(Stored items)

-=-=-

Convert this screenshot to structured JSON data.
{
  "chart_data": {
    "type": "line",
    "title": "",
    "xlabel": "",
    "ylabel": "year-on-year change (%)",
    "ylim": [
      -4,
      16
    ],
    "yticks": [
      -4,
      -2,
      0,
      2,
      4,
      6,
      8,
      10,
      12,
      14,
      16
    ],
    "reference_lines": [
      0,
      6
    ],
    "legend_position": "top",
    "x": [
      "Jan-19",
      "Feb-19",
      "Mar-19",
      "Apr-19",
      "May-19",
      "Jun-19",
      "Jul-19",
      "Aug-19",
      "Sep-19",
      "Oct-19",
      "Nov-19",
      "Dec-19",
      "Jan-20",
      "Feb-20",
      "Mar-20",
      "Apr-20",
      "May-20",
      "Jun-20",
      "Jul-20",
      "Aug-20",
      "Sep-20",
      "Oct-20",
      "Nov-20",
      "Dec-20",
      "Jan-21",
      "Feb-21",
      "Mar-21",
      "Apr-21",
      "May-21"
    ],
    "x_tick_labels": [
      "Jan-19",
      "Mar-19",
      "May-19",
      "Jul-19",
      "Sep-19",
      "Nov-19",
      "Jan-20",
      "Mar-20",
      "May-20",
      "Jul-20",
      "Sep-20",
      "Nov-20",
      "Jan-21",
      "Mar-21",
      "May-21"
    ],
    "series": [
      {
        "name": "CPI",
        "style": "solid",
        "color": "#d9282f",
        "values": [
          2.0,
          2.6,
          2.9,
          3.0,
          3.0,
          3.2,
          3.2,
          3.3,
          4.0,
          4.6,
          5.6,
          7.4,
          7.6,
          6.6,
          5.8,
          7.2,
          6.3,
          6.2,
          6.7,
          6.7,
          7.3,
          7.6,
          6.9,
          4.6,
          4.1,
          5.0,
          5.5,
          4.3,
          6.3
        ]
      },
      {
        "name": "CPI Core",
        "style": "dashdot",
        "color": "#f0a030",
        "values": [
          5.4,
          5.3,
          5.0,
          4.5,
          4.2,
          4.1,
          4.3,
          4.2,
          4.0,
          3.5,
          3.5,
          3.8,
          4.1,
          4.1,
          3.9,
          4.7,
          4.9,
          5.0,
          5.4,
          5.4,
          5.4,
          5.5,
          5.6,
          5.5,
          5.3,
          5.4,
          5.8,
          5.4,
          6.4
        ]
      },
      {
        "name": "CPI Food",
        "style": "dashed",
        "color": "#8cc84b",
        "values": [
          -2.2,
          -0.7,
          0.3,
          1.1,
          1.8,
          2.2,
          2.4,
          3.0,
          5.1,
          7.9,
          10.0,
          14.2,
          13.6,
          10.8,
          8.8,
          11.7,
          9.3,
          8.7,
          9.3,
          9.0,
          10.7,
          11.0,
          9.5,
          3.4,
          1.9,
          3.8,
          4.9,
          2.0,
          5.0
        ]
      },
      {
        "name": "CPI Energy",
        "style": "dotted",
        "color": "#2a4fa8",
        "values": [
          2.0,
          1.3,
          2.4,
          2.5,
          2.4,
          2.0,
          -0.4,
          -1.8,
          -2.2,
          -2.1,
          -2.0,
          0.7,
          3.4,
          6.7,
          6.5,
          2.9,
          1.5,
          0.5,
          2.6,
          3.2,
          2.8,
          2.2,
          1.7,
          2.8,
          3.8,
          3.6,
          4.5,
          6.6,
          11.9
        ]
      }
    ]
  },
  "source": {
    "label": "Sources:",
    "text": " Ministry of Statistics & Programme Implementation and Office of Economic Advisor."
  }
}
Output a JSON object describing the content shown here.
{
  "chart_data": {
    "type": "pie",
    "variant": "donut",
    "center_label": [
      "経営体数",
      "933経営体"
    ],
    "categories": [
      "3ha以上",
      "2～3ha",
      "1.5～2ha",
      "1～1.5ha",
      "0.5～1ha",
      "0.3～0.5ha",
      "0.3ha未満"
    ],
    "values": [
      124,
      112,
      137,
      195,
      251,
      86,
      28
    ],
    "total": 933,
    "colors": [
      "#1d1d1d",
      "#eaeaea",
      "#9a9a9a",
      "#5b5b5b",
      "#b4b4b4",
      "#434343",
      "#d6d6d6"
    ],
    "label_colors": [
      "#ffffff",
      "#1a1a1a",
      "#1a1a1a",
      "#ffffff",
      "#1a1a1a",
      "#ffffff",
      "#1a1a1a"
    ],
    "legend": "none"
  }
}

-=-=-

◆ **OBJECTIVE**
Extract all lines containing the word "JSON".

◆ **TASK ANSWER**
Convert this screenshot to structured JSON data.
Output a JSON object describing the content shown here.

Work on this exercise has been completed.